### [STATED TASK]
Tally the lines holding the string "file" and reply with that number alone.

### [RECORDS FOR THIS EXERCISE]
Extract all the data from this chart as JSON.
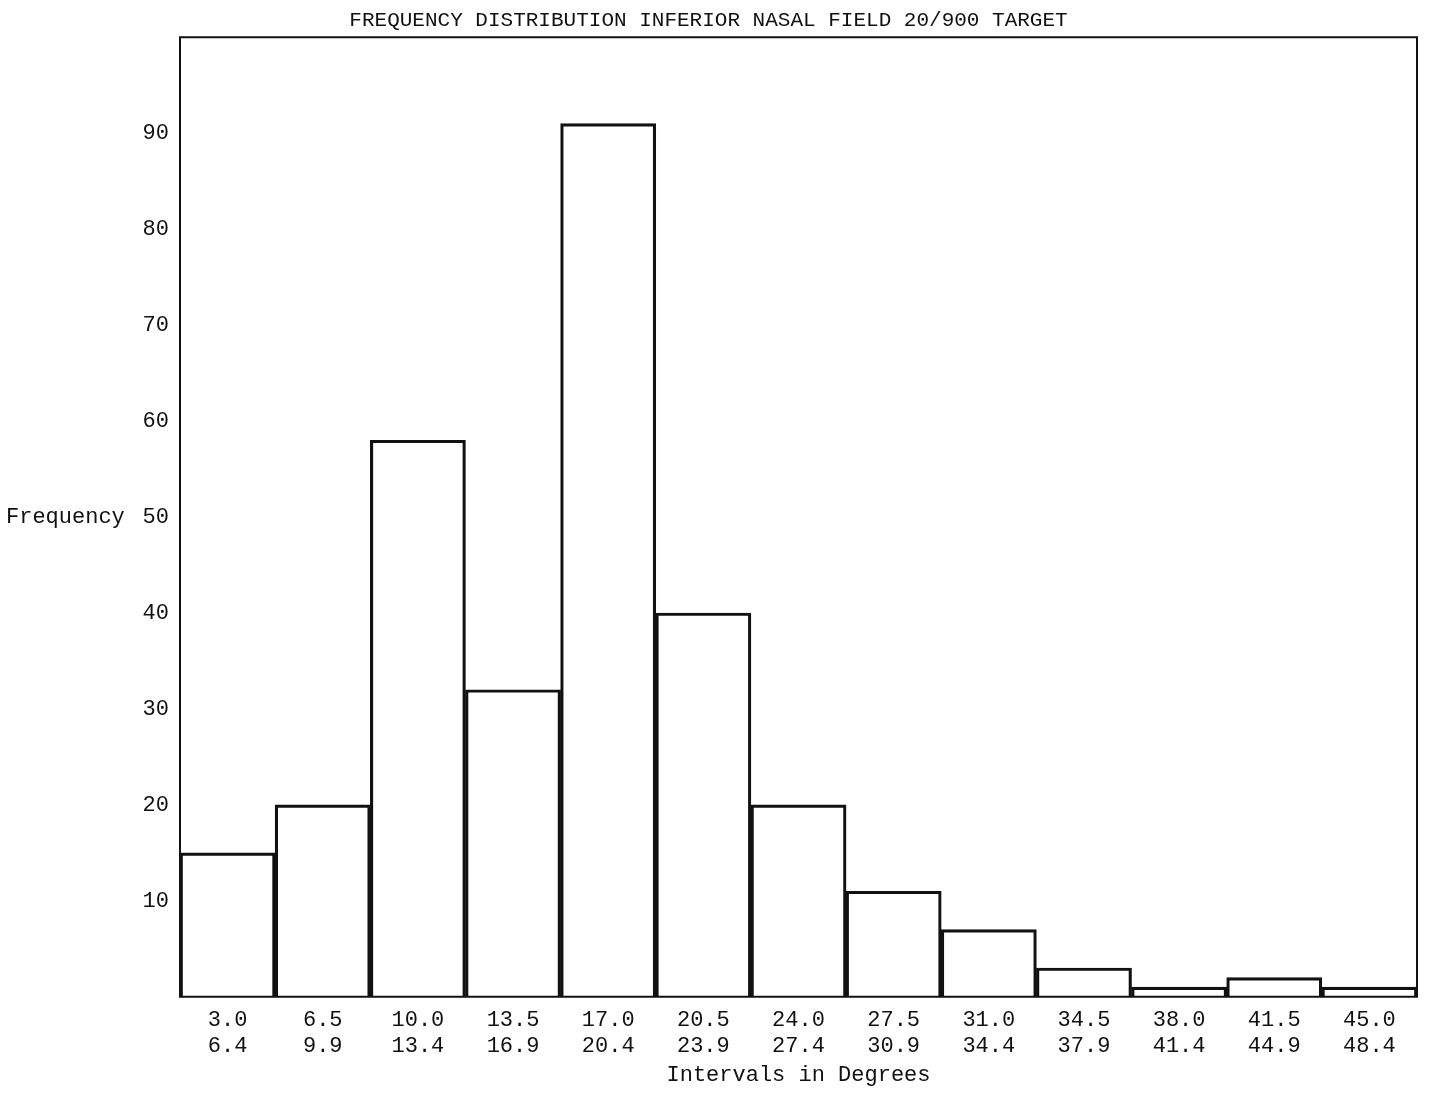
{
  "chart_data": {
    "type": "bar",
    "title": "FREQUENCY DISTRIBUTION INFERIOR NASAL FIELD 20/900 TARGET",
    "xlabel": "Intervals in Degrees",
    "ylabel": "Frequency",
    "categories": [
      "3.0\n6.4",
      "6.5\n9.9",
      "10.0\n13.4",
      "13.5\n16.9",
      "17.0\n20.4",
      "20.5\n23.9",
      "24.0\n27.4",
      "27.5\n30.9",
      "31.0\n34.4",
      "34.5\n37.9",
      "38.0\n41.4",
      "41.5\n44.9",
      "45.0\n48.4"
    ],
    "values": [
      15,
      20,
      58,
      32,
      91,
      40,
      20,
      11,
      7,
      3,
      1,
      2,
      1
    ],
    "color": "#111111",
    "ylim": [
      0,
      100
    ],
    "yticks": [
      10,
      20,
      30,
      40,
      50,
      60,
      70,
      80,
      90
    ]
  }
}
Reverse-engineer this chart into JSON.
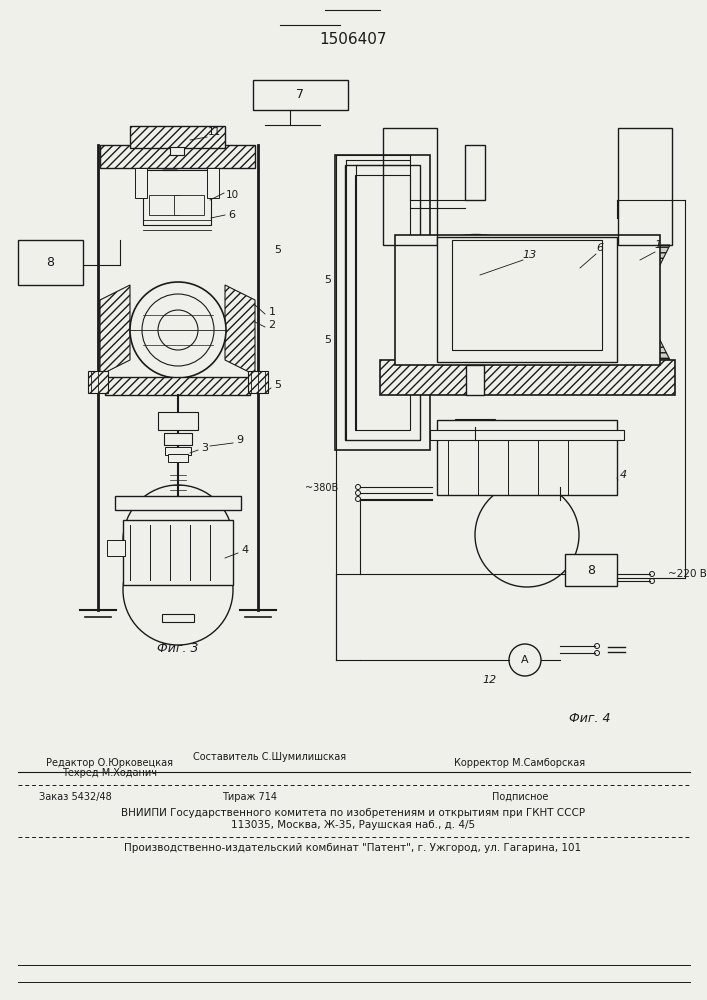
{
  "patent_number": "1506407",
  "fig3_label": "Фиг. 3",
  "fig4_label": "Фиг. 4",
  "footer_line1_left": "Редактор О.Юрковецкая",
  "footer_line1_mid": "Составитель С.Шумилишская",
  "footer_line1b_mid": "Техред М.Ходанич",
  "footer_line1_right": "Корректор М.Самборская",
  "footer_line2_left": "Заказ 5432/48",
  "footer_line2_mid": "Тираж 714",
  "footer_line2_right": "Подписное",
  "footer_line3": "ВНИИПИ Государственного комитета по изобретениям и открытиям при ГКНТ СССР",
  "footer_line4": "113035, Москва, Ж-35, Раушская наб., д. 4/5",
  "footer_line5": "Производственно-издательский комбинат \"Патент\", г. Ужгород, ул. Гагарина, 101",
  "bg_color": "#f0f0eb",
  "line_color": "#1a1a1a"
}
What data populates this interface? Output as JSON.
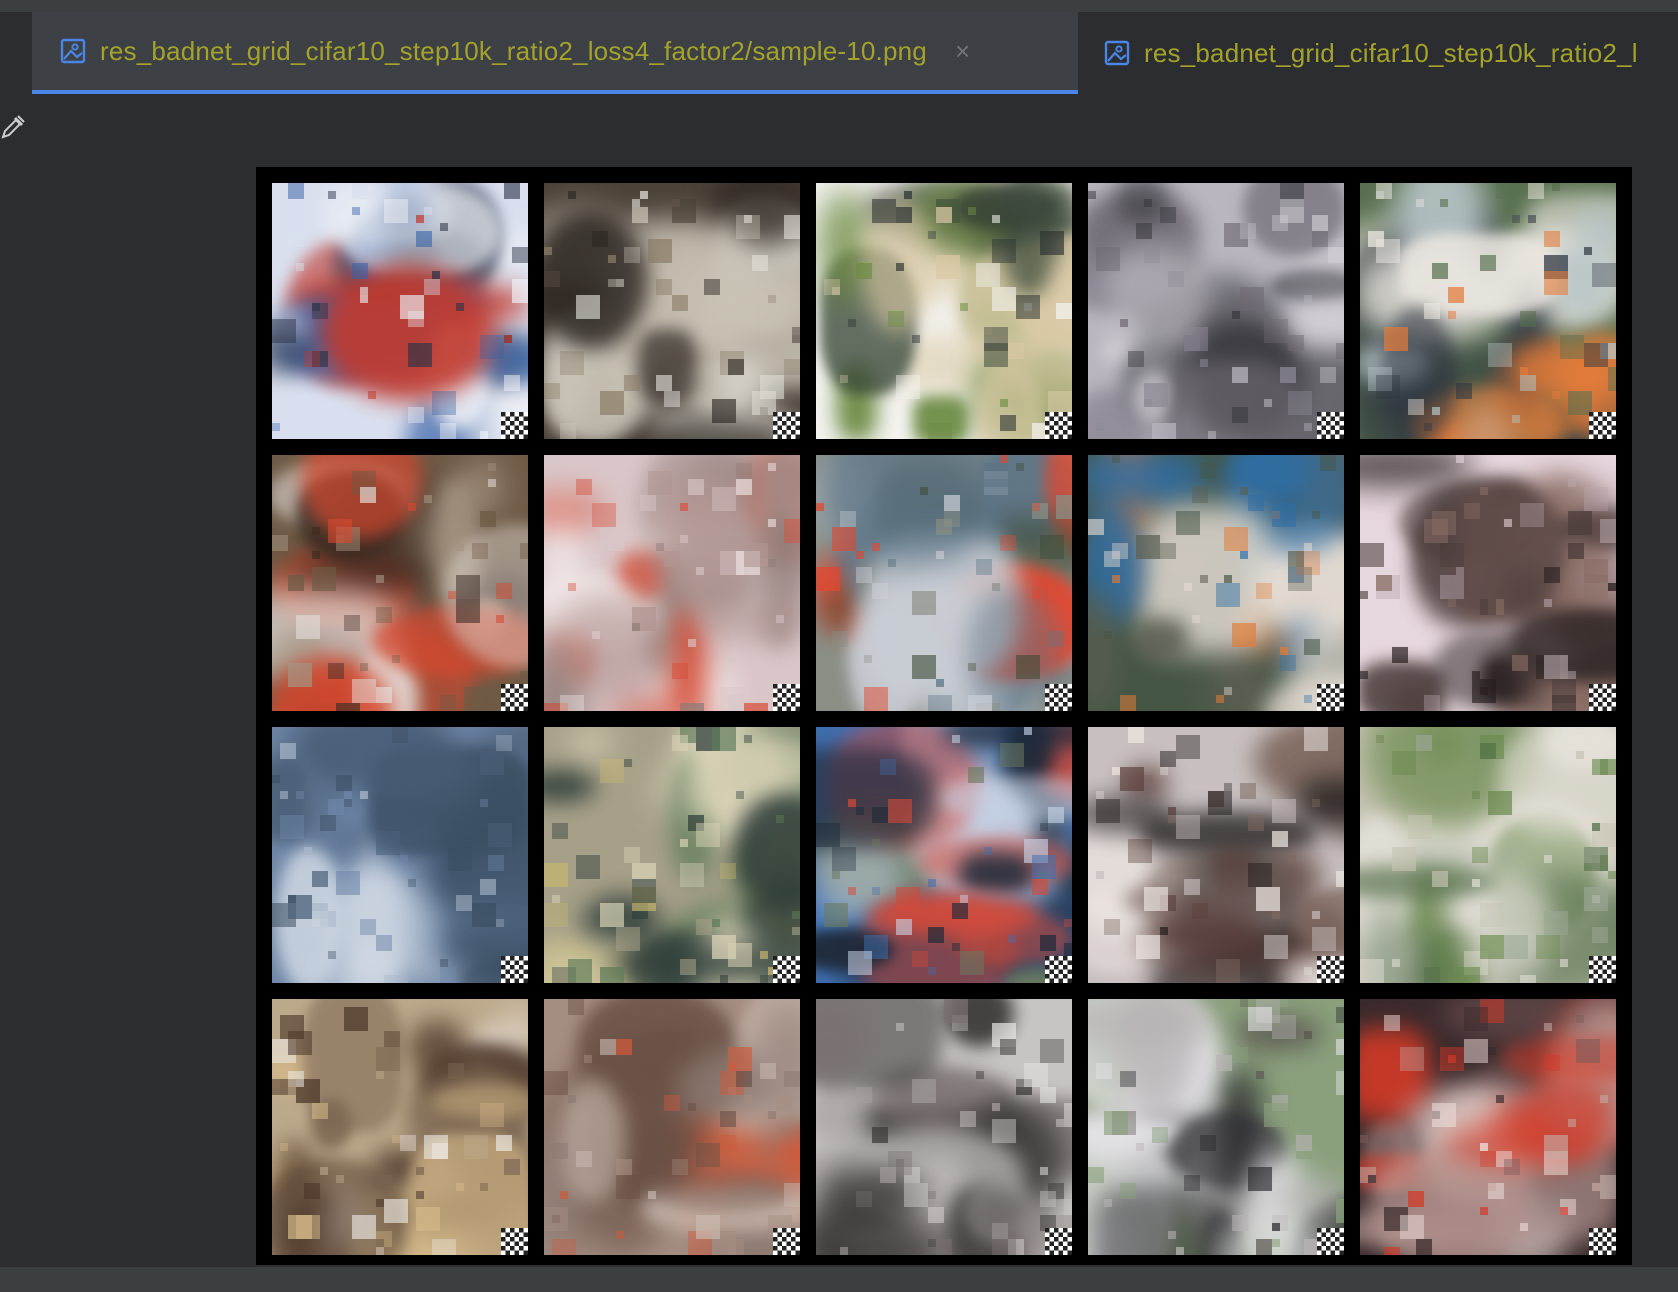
{
  "tabs": [
    {
      "label": "res_badnet_grid_cifar10_step10k_ratio2_loss4_factor2/sample-10.png",
      "active": true,
      "icon": "image-file-icon",
      "close_label": "×"
    },
    {
      "label": "res_badnet_grid_cifar10_step10k_ratio2_l",
      "active": false,
      "icon": "image-file-icon"
    }
  ],
  "toolbar": {
    "picker_icon": "color-picker-icon"
  },
  "colors": {
    "tab_label": "#a3a32b",
    "tab_accent": "#4a86e8",
    "background": "#2b2d30"
  },
  "image": {
    "rows": 4,
    "columns": 5,
    "cells": [
      {
        "palette": [
          "#d9dfee",
          "#2a3247",
          "#3a63a5",
          "#c23a2e",
          "#f0f2f7"
        ]
      },
      {
        "palette": [
          "#4c4338",
          "#c9c3b5",
          "#2a2420",
          "#8a7b66",
          "#e0ddd6"
        ]
      },
      {
        "palette": [
          "#f3f2ee",
          "#3b4a3a",
          "#d9c9a5",
          "#6c8b43",
          "#2a3130"
        ]
      },
      {
        "palette": [
          "#b9b6bf",
          "#8d8a95",
          "#3a3a40",
          "#d2cfd6",
          "#6f6a73"
        ]
      },
      {
        "palette": [
          "#58704f",
          "#b8c6c8",
          "#e37b3a",
          "#2e3540",
          "#ece7e1"
        ]
      },
      {
        "palette": [
          "#6e5a45",
          "#d5482e",
          "#e4ddd9",
          "#3a2a22",
          "#a49481"
        ]
      },
      {
        "palette": [
          "#d9c6c8",
          "#b19591",
          "#f2e8e8",
          "#d6503b",
          "#8e7b76"
        ]
      },
      {
        "palette": [
          "#8a8f86",
          "#e2472f",
          "#3b4732",
          "#c9cdd4",
          "#5d7586"
        ]
      },
      {
        "palette": [
          "#465645",
          "#2f6ea6",
          "#e7dfd6",
          "#e07c38",
          "#5c5f52"
        ]
      },
      {
        "palette": [
          "#e6d6dd",
          "#4a3b3a",
          "#8a6d64",
          "#b9a6b0",
          "#241d1e"
        ]
      },
      {
        "palette": [
          "#6f87a8",
          "#a8b6c8",
          "#3a4e62",
          "#cfd8e3",
          "#4a6078"
        ]
      },
      {
        "palette": [
          "#a6a088",
          "#5d7b58",
          "#d8d2b6",
          "#2f3e3a",
          "#c8b76f"
        ]
      },
      {
        "palette": [
          "#3f6fb0",
          "#c7d3e6",
          "#1f2a3a",
          "#d24a3a",
          "#6a7a60"
        ]
      },
      {
        "palette": [
          "#c8c0c0",
          "#5a3e3a",
          "#ede6e2",
          "#7f6a60",
          "#1e1a1a"
        ]
      },
      {
        "palette": [
          "#c6c3b2",
          "#6b8a4f",
          "#e6e2da",
          "#9aa693",
          "#4e6a44"
        ]
      },
      {
        "palette": [
          "#bca88a",
          "#f1ede8",
          "#4b3528",
          "#d3b888",
          "#7a6450"
        ]
      },
      {
        "palette": [
          "#a58d82",
          "#c9b9b0",
          "#6a5045",
          "#d05a3a",
          "#8c7a72"
        ]
      },
      {
        "palette": [
          "#c9c4c4",
          "#3c3838",
          "#e8e4e4",
          "#7a7070",
          "#a59e9e"
        ]
      },
      {
        "palette": [
          "#8aa07c",
          "#e7e6ea",
          "#2a2a2e",
          "#b8b3b5",
          "#5a5650"
        ]
      },
      {
        "palette": [
          "#3a2a2c",
          "#c7a7a1",
          "#d23a28",
          "#7a5a5a",
          "#efe0dc"
        ]
      }
    ]
  }
}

### [FULL OUTPUT]
2